Your instructions =>
Copy each line of the data below with the word "project".

** start Data for this task **

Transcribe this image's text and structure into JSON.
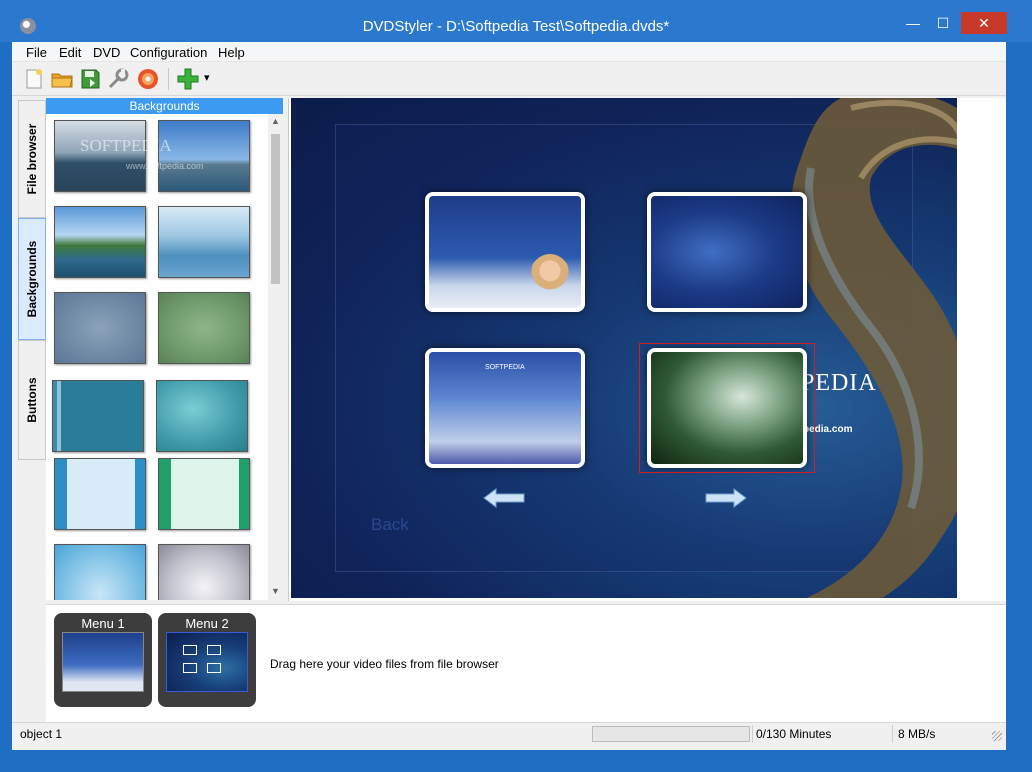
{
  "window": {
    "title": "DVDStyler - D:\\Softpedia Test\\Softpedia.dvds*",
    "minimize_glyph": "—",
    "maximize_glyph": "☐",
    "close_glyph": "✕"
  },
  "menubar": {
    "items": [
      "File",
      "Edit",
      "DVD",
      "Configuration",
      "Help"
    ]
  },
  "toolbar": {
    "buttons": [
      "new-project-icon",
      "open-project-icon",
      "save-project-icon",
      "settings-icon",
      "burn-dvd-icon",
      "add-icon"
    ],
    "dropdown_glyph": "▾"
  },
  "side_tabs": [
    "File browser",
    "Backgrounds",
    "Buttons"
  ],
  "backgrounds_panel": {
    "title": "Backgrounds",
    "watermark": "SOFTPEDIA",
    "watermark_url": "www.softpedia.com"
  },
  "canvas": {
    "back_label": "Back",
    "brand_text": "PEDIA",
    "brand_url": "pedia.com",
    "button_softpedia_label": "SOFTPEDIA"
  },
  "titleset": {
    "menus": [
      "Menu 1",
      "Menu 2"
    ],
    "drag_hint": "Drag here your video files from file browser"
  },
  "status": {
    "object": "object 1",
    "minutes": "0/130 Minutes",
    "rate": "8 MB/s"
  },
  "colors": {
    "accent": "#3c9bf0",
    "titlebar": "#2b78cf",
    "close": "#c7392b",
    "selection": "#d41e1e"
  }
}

** end Data for this task **

Expected answer =>
      "new-project-icon",
      "open-project-icon",
      "save-project-icon",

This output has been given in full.